Exercise instructions
Transcribe every record that appears below, exactly and in full.

Task input
——

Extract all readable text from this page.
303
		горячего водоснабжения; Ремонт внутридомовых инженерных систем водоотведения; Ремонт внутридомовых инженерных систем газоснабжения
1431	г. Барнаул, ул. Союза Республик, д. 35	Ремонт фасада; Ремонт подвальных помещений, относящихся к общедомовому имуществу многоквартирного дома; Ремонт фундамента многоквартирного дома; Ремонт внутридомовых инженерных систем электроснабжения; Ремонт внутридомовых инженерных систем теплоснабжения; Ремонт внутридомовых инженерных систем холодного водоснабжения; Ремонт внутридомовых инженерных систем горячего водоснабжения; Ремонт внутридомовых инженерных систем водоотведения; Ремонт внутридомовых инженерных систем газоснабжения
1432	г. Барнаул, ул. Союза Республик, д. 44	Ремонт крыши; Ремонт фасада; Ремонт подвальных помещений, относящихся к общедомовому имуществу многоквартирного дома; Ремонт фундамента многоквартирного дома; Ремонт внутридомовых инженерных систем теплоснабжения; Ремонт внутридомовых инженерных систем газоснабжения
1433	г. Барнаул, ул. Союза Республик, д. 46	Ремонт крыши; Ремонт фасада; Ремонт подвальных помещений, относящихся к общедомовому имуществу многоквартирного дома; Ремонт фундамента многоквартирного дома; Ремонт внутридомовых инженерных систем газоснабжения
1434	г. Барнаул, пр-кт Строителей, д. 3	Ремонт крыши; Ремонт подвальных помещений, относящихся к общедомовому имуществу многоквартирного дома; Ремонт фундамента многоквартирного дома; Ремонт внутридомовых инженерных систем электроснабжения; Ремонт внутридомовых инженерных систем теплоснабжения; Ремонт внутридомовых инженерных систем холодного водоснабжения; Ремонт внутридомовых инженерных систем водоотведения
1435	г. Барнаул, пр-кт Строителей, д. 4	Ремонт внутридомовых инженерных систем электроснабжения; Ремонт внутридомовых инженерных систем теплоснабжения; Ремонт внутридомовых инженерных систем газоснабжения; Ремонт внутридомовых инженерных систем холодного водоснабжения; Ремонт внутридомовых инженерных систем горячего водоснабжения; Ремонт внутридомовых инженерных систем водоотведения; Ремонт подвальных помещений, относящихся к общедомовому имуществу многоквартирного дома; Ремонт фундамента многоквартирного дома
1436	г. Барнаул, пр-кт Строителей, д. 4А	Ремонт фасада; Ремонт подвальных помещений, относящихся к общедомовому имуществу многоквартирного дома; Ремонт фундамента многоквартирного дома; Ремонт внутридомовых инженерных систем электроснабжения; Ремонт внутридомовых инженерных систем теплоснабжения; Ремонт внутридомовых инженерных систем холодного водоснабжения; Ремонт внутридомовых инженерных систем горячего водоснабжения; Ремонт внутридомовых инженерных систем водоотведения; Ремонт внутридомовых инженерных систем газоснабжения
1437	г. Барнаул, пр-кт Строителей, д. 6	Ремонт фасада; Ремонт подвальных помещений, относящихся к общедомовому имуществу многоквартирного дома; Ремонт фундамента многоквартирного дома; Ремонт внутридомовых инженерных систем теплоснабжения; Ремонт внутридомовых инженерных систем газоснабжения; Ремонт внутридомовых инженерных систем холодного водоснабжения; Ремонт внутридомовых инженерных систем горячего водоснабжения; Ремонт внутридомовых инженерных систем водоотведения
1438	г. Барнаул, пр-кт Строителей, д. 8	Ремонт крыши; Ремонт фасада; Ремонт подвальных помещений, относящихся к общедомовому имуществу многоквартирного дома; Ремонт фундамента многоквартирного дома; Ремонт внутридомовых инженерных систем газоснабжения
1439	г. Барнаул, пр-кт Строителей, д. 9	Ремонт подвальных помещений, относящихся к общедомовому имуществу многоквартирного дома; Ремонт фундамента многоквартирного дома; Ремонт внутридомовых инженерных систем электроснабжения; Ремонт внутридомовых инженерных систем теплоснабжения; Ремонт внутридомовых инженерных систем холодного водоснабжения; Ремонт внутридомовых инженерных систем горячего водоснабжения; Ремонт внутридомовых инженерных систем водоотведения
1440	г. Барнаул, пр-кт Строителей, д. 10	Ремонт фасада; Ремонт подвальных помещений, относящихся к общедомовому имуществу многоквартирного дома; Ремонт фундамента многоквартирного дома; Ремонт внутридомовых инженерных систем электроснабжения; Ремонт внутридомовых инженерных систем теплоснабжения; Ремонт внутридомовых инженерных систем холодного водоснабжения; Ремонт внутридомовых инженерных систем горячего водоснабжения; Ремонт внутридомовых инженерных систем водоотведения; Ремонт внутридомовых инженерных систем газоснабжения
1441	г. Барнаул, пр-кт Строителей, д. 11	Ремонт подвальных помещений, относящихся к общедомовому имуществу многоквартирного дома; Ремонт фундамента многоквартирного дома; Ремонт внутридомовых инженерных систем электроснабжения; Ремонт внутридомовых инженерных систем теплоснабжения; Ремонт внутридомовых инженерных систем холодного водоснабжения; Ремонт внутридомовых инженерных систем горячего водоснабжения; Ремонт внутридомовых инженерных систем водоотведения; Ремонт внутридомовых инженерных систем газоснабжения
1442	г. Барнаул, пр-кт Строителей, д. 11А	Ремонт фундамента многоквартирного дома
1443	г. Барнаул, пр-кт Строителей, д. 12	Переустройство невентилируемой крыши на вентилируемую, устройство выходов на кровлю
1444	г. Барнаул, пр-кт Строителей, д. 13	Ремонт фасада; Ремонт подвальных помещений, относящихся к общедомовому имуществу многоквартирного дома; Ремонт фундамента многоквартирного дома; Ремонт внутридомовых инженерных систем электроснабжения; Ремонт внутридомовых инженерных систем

——

Output of the task
Extract all readable text from this page.
303
		горячего водоснабжения; Ремонт внутридомовых инженерных систем водоотведения; Ремонт внутридомовых инженерных систем газоснабжения
1431	г. Барнаул, ул. Союза Республик, д. 35	Ремонт фасада; Ремонт подвальных помещений, относящихся к общедомовому имуществу многоквартирного дома; Ремонт фундамента многоквартирного дома; Ремонт внутридомовых инженерных систем электроснабжения; Ремонт внутридомовых инженерных систем теплоснабжения; Ремонт внутридомовых инженерных систем холодного водоснабжения; Ремонт внутридомовых инженерных систем горячего водоснабжения; Ремонт внутридомовых инженерных систем водоотведения; Ремонт внутридомовых инженерных систем газоснабжения
1432	г. Барнаул, ул. Союза Республик, д. 44	Ремонт крыши; Ремонт фасада; Ремонт подвальных помещений, относящихся к общедомовому имуществу многоквартирного дома; Ремонт фундамента многоквартирного дома; Ремонт внутридомовых инженерных систем теплоснабжения; Ремонт внутридомовых инженерных систем газоснабжения
1433	г. Барнаул, ул. Союза Республик, д. 46	Ремонт крыши; Ремонт фасада; Ремонт подвальных помещений, относящихся к общедомовому имуществу многоквартирного дома; Ремонт фундамента многоквартирного дома; Ремонт внутридомовых инженерных систем газоснабжения
1434	г. Барнаул, пр-кт Строителей, д. 3	Ремонт крыши; Ремонт подвальных помещений, относящихся к общедомовому имуществу многоквартирного дома; Ремонт фундамента многоквартирного дома; Ремонт внутридомовых инженерных систем электроснабжения; Ремонт внутридомовых инженерных систем теплоснабжения; Ремонт внутридомовых инженерных систем холодного водоснабжения; Ремонт внутридомовых инженерных систем водоотведения
1435	г. Барнаул, пр-кт Строителей, д. 4	Ремонт внутридомовых инженерных систем электроснабжения; Ремонт внутридомовых инженерных систем теплоснабжения; Ремонт внутридомовых инженерных систем газоснабжения; Ремонт внутридомовых инженерных систем холодного водоснабжения; Ремонт внутридомовых инженерных систем горячего водоснабжения; Ремонт внутридомовых инженерных систем водоотведения; Ремонт подвальных помещений, относящихся к общедомовому имуществу многоквартирного дома; Ремонт фундамента многоквартирного дома
1436	г. Барнаул, пр-кт Строителей, д. 4А	Ремонт фасада; Ремонт подвальных помещений, относящихся к общедомовому имуществу многоквартирного дома; Ремонт фундамента многоквартирного дома; Ремонт внутридомовых инженерных систем электроснабжения; Ремонт внутридомовых инженерных систем теплоснабжения; Ремонт внутридомовых инженерных систем холодного водоснабжения; Ремонт внутридомовых инженерных систем горячего водоснабжения; Ремонт внутридомовых инженерных систем водоотведения; Ремонт внутридомовых инженерных систем газоснабжения
1437	г. Барнаул, пр-кт Строителей, д. 6	Ремонт фасада; Ремонт подвальных помещений, относящихся к общедомовому имуществу многоквартирного дома; Ремонт фундамента многоквартирного дома; Ремонт внутридомовых инженерных систем теплоснабжения; Ремонт внутридомовых инженерных систем газоснабжения; Ремонт внутридомовых инженерных систем холодного водоснабжения; Ремонт внутридомовых инженерных систем горячего водоснабжения; Ремонт внутридомовых инженерных систем водоотведения
1438	г. Барнаул, пр-кт Строителей, д. 8	Ремонт крыши; Ремонт фасада; Ремонт подвальных помещений, относящихся к общедомовому имуществу многоквартирного дома; Ремонт фундамента многоквартирного дома; Ремонт внутридомовых инженерных систем газоснабжения
1439	г. Барнаул, пр-кт Строителей, д. 9	Ремонт подвальных помещений, относящихся к общедомовому имуществу многоквартирного дома; Ремонт фундамента многоквартирного дома; Ремонт внутридомовых инженерных систем электроснабжения; Ремонт внутридомовых инженерных систем теплоснабжения; Ремонт внутридомовых инженерных систем холодного водоснабжения; Ремонт внутридомовых инженерных систем горячего водоснабжения; Ремонт внутридомовых инженерных систем водоотведения
1440	г. Барнаул, пр-кт Строителей, д. 10	Ремонт фасада; Ремонт подвальных помещений, относящихся к общедомовому имуществу многоквартирного дома; Ремонт фундамента многоквартирного дома; Ремонт внутридомовых инженерных систем электроснабжения; Ремонт внутридомовых инженерных систем теплоснабжения; Ремонт внутридомовых инженерных систем холодного водоснабжения; Ремонт внутридомовых инженерных систем горячего водоснабжения; Ремонт внутридомовых инженерных систем водоотведения; Ремонт внутридомовых инженерных систем газоснабжения
1441	г. Барнаул, пр-кт Строителей, д. 11	Ремонт подвальных помещений, относящихся к общедомовому имуществу многоквартирного дома; Ремонт фундамента многоквартирного дома; Ремонт внутридомовых инженерных систем электроснабжения; Ремонт внутридомовых инженерных систем теплоснабжения; Ремонт внутридомовых инженерных систем холодного водоснабжения; Ремонт внутридомовых инженерных систем горячего водоснабжения; Ремонт внутридомовых инженерных систем водоотведения; Ремонт внутридомовых инженерных систем газоснабжения
1442	г. Барнаул, пр-кт Строителей, д. 11А	Ремонт фундамента многоквартирного дома
1443	г. Барнаул, пр-кт Строителей, д. 12	Переустройство невентилируемой крыши на вентилируемую, устройство выходов на кровлю
1444	г. Барнаул, пр-кт Строителей, д. 13	Ремонт фасада; Ремонт подвальных помещений, относящихся к общедомовому имуществу многоквартирного дома; Ремонт фундамента многоквартирного дома; Ремонт внутридомовых инженерных систем электроснабжения; Ремонт внутридомовых инженерных систем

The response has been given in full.